Entries from a dataset:
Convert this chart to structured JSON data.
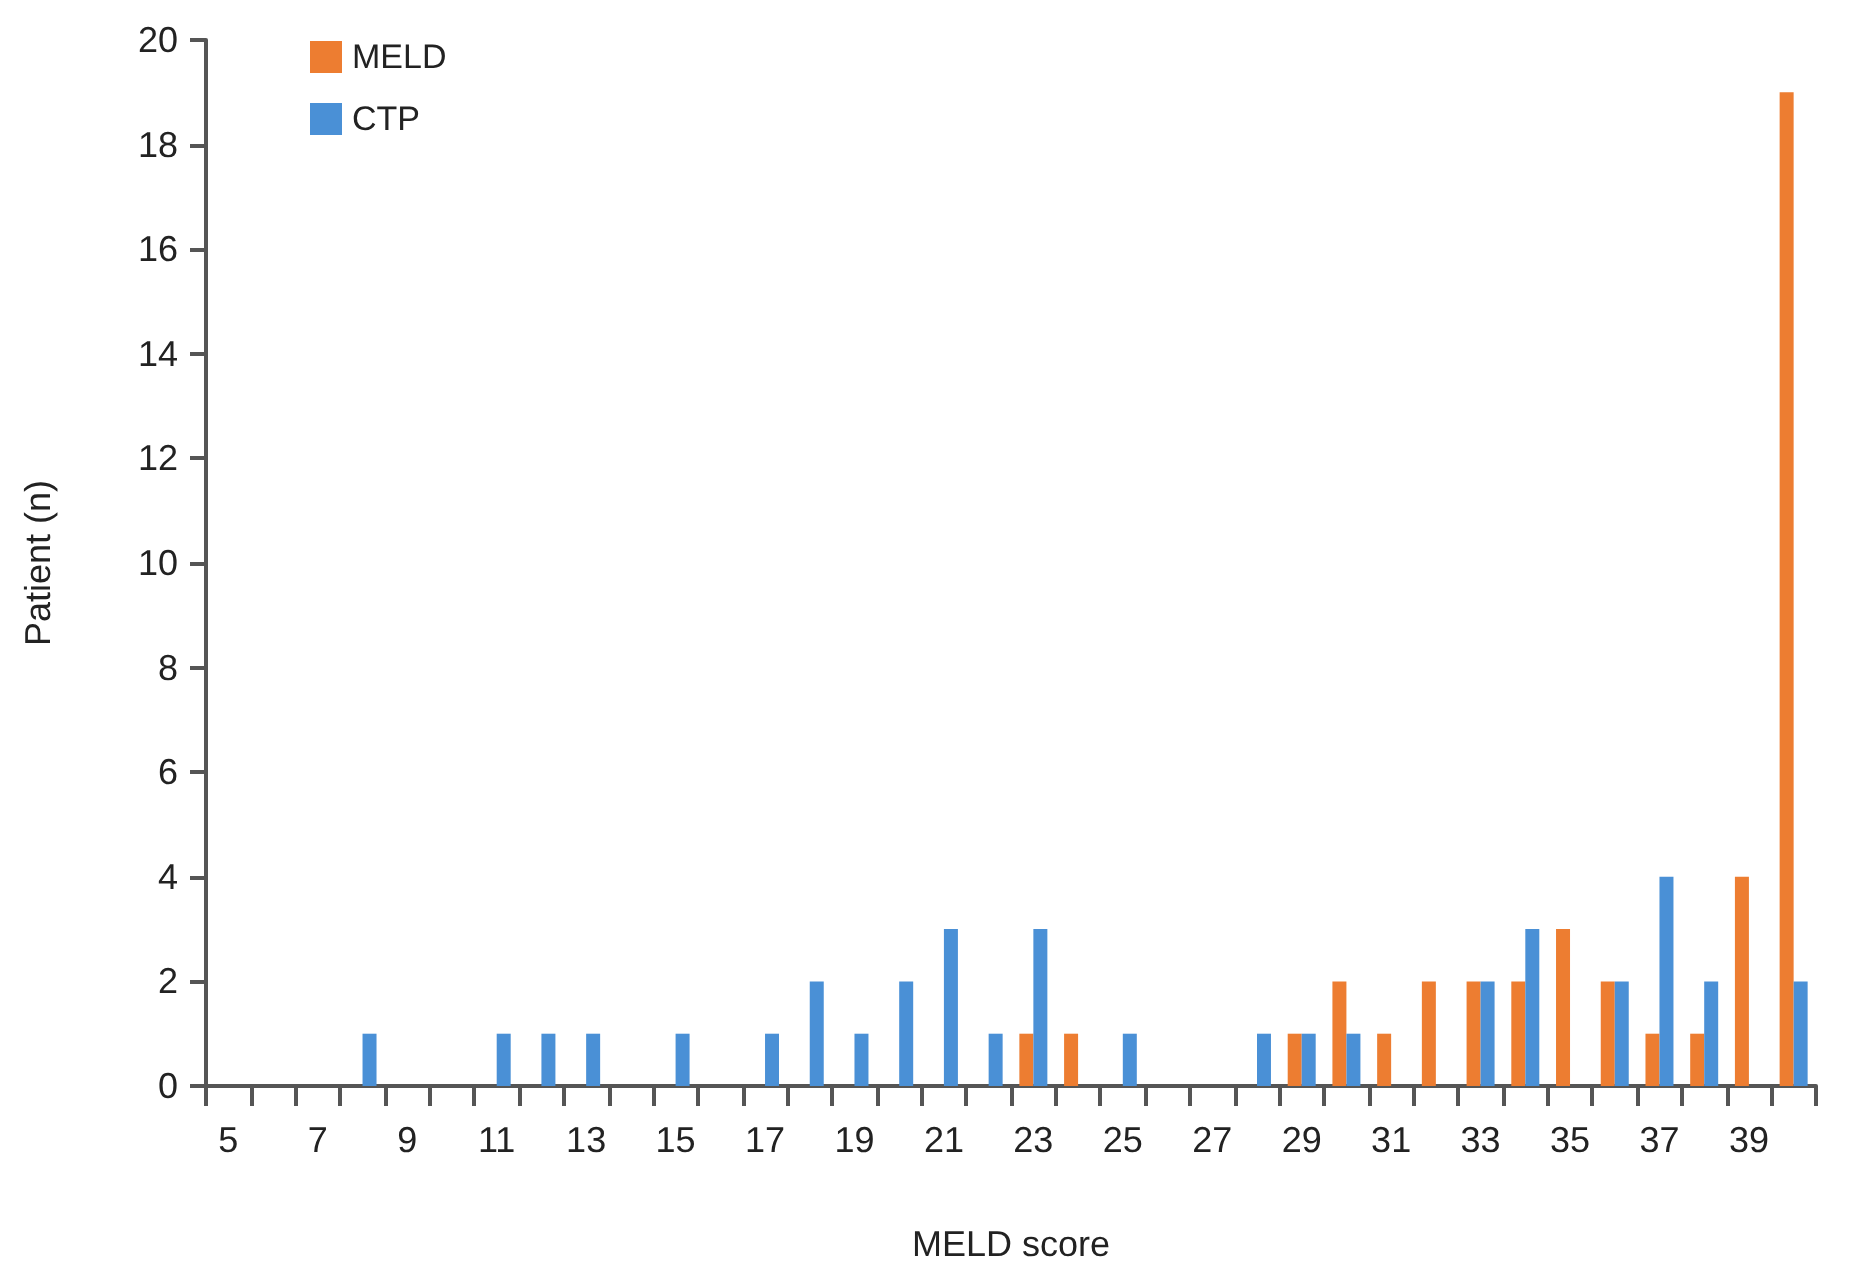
{
  "chart_data": {
    "type": "bar",
    "xlabel": "MELD score",
    "ylabel": "Patient (n)",
    "categories": [
      "5",
      null,
      "7",
      null,
      "9",
      null,
      "11",
      null,
      "13",
      null,
      "15",
      null,
      "17",
      null,
      "19",
      null,
      "21",
      null,
      "23",
      null,
      "25",
      null,
      "27",
      null,
      "29",
      null,
      "31",
      null,
      "33",
      null,
      "35",
      null,
      "37",
      null,
      "39",
      null
    ],
    "series": [
      {
        "name": "MELD",
        "color": "#ed7d31",
        "values": [
          0,
          0,
          0,
          0,
          0,
          0,
          0,
          0,
          0,
          0,
          0,
          0,
          0,
          0,
          0,
          0,
          0,
          0,
          1,
          1,
          0,
          0,
          0,
          0,
          1,
          2,
          1,
          2,
          2,
          2,
          3,
          2,
          1,
          1,
          4,
          19
        ]
      },
      {
        "name": "CTP",
        "color": "#4a90d6",
        "values": [
          0,
          0,
          0,
          1,
          0,
          0,
          1,
          1,
          1,
          0,
          1,
          0,
          1,
          2,
          1,
          2,
          3,
          1,
          3,
          0,
          1,
          0,
          0,
          1,
          1,
          1,
          0,
          0,
          2,
          3,
          0,
          2,
          4,
          2,
          0,
          2
        ]
      }
    ],
    "ylim": [
      0,
      20
    ],
    "yticks": [
      0,
      2,
      4,
      6,
      8,
      10,
      12,
      14,
      16,
      18,
      20
    ],
    "grid": false,
    "legend": "top left"
  }
}
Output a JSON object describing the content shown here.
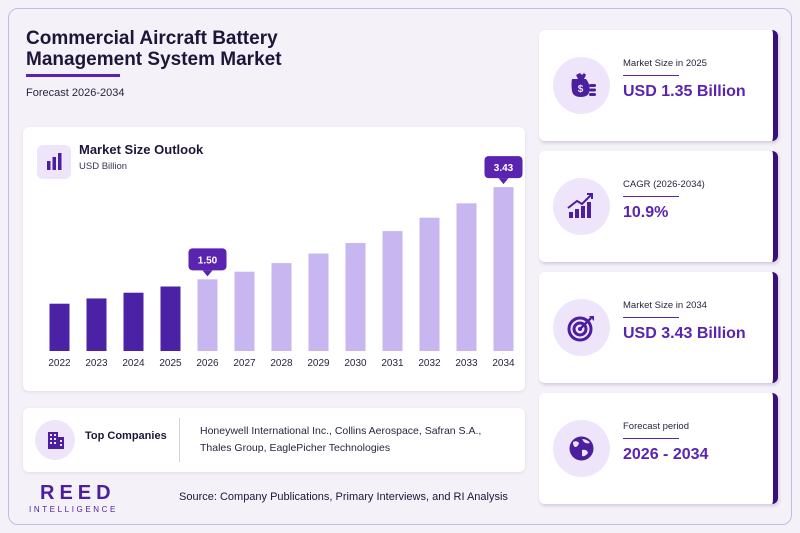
{
  "header": {
    "title_line1": "Commercial Aircraft Battery",
    "title_line2": "Management System Market",
    "subtitle": "Forecast 2026-2034"
  },
  "chart_card": {
    "title": "Market Size Outlook",
    "unit": "USD Billion",
    "icon": "bar-chart-icon"
  },
  "chart_data": {
    "type": "bar",
    "title": "Market Size Outlook",
    "ylabel": "USD Billion",
    "xlabel": "",
    "categories": [
      "2022",
      "2023",
      "2024",
      "2025",
      "2026",
      "2027",
      "2028",
      "2029",
      "2030",
      "2031",
      "2032",
      "2033",
      "2034"
    ],
    "values": [
      0.99,
      1.1,
      1.22,
      1.35,
      1.5,
      1.66,
      1.84,
      2.04,
      2.26,
      2.51,
      2.79,
      3.09,
      3.43
    ],
    "labeled_points": [
      {
        "category": "2026",
        "label": "1.50"
      },
      {
        "category": "2034",
        "label": "3.43"
      }
    ],
    "ylim": [
      0,
      3.6
    ],
    "grid": false,
    "colors": {
      "historical": "#4b22a6",
      "forecast": "#c7b6ef",
      "callout": "#5a23b0"
    }
  },
  "companies": {
    "label": "Top Companies",
    "icon": "building-icon",
    "line1": "Honeywell International Inc., Collins Aerospace, Safran S.A.,",
    "line2": "Thales Group, EaglePicher Technologies"
  },
  "stats": [
    {
      "label": "Market Size in 2025",
      "value": "USD 1.35 Billion",
      "icon": "money-bag-icon"
    },
    {
      "label": "CAGR (2026-2034)",
      "value": "10.9%",
      "icon": "growth-chart-icon"
    },
    {
      "label": "Market Size in 2034",
      "value": "USD 3.43 Billion",
      "icon": "target-icon"
    },
    {
      "label": "Forecast period",
      "value": "2026 - 2034",
      "icon": "globe-icon"
    }
  ],
  "footer": {
    "logo_main": "REED",
    "logo_sub": "INTELLIGENCE",
    "source": "Source: Company Publications, Primary Interviews, and RI Analysis"
  },
  "colors": {
    "accent": "#5a23b0",
    "dark": "#1f1538",
    "card_edge": "#3a0f7a"
  }
}
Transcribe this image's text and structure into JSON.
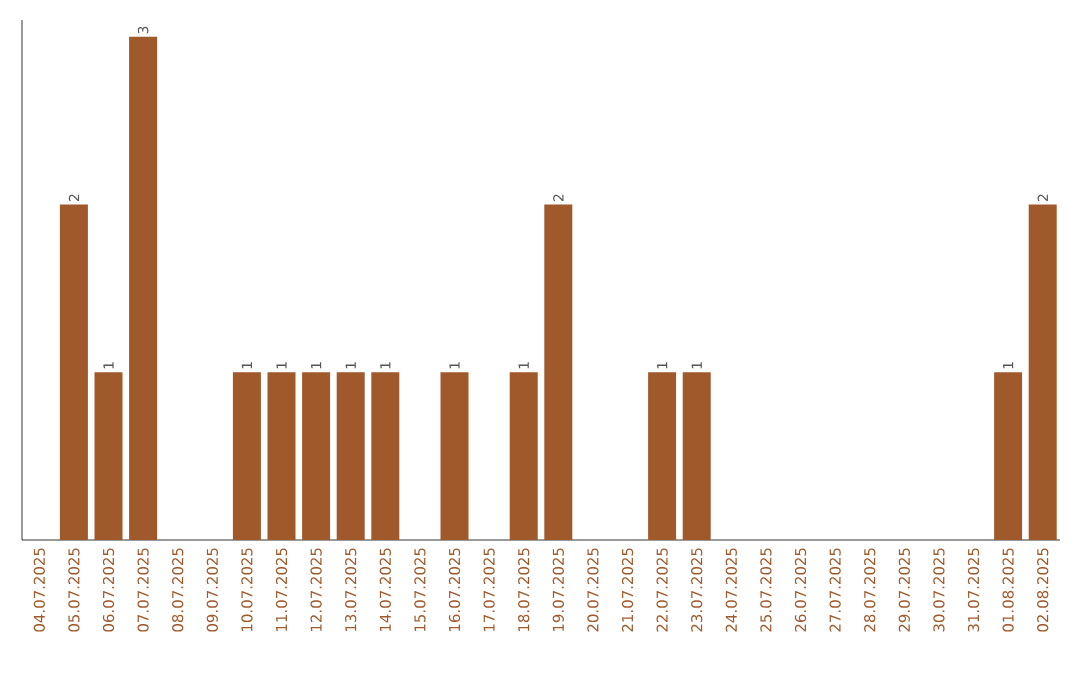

TASK BRIEF: All records should be output exactly, with the pictures left out.

RESULT OF THIS TASK:
Convert this chart to structured JSON data.
{
  "chart_data": {
    "type": "bar",
    "xlabel": "MELD score",
    "ylabel": "Patient (n)",
    "categories": [
      "5",
      null,
      "7",
      null,
      "9",
      null,
      "11",
      null,
      "13",
      null,
      "15",
      null,
      "17",
      null,
      "19",
      null,
      "21",
      null,
      "23",
      null,
      "25",
      null,
      "27",
      null,
      "29",
      null,
      "31",
      null,
      "33",
      null,
      "35",
      null,
      "37",
      null,
      "39",
      null
    ],
    "series": [
      {
        "name": "MELD",
        "color": "#ed7d31",
        "values": [
          0,
          0,
          0,
          0,
          0,
          0,
          0,
          0,
          0,
          0,
          0,
          0,
          0,
          0,
          0,
          0,
          0,
          0,
          1,
          1,
          0,
          0,
          0,
          0,
          1,
          2,
          1,
          2,
          2,
          2,
          3,
          2,
          1,
          1,
          4,
          19
        ]
      },
      {
        "name": "CTP",
        "color": "#4a90d6",
        "values": [
          0,
          0,
          0,
          1,
          0,
          0,
          1,
          1,
          1,
          0,
          1,
          0,
          1,
          2,
          1,
          2,
          3,
          1,
          3,
          0,
          1,
          0,
          0,
          1,
          1,
          1,
          0,
          0,
          2,
          3,
          0,
          2,
          4,
          2,
          0,
          2
        ]
      }
    ],
    "ylim": [
      0,
      20
    ],
    "yticks": [
      0,
      2,
      4,
      6,
      8,
      10,
      12,
      14,
      16,
      18,
      20
    ],
    "grid": false,
    "legend": "top left"
  }
}
Output a JSON object describing the content shown here.
{
  "header": {
    "title_line1": "Commercial Aircraft Battery",
    "title_line2": "Management System Market",
    "subtitle": "Forecast 2026-2034"
  },
  "chart_card": {
    "title": "Market Size Outlook",
    "unit": "USD Billion",
    "icon": "bar-chart-icon"
  },
  "chart_data": {
    "type": "bar",
    "title": "Market Size Outlook",
    "ylabel": "USD Billion",
    "xlabel": "",
    "categories": [
      "2022",
      "2023",
      "2024",
      "2025",
      "2026",
      "2027",
      "2028",
      "2029",
      "2030",
      "2031",
      "2032",
      "2033",
      "2034"
    ],
    "values": [
      0.99,
      1.1,
      1.22,
      1.35,
      1.5,
      1.66,
      1.84,
      2.04,
      2.26,
      2.51,
      2.79,
      3.09,
      3.43
    ],
    "labeled_points": [
      {
        "category": "2026",
        "label": "1.50"
      },
      {
        "category": "2034",
        "label": "3.43"
      }
    ],
    "ylim": [
      0,
      3.6
    ],
    "grid": false,
    "colors": {
      "historical": "#4b22a6",
      "forecast": "#c7b6ef",
      "callout": "#5a23b0"
    }
  },
  "companies": {
    "label": "Top Companies",
    "icon": "building-icon",
    "line1": "Honeywell International Inc., Collins Aerospace, Safran S.A.,",
    "line2": "Thales Group, EaglePicher Technologies"
  },
  "stats": [
    {
      "label": "Market Size in 2025",
      "value": "USD 1.35 Billion",
      "icon": "money-bag-icon"
    },
    {
      "label": "CAGR (2026-2034)",
      "value": "10.9%",
      "icon": "growth-chart-icon"
    },
    {
      "label": "Market Size in 2034",
      "value": "USD 3.43 Billion",
      "icon": "target-icon"
    },
    {
      "label": "Forecast period",
      "value": "2026 - 2034",
      "icon": "globe-icon"
    }
  ],
  "footer": {
    "logo_main": "REED",
    "logo_sub": "INTELLIGENCE",
    "source": "Source: Company Publications, Primary Interviews, and RI Analysis"
  },
  "colors": {
    "accent": "#5a23b0",
    "dark": "#1f1538",
    "card_edge": "#3a0f7a"
  }
}
Transcribe this image's text and structure into JSON.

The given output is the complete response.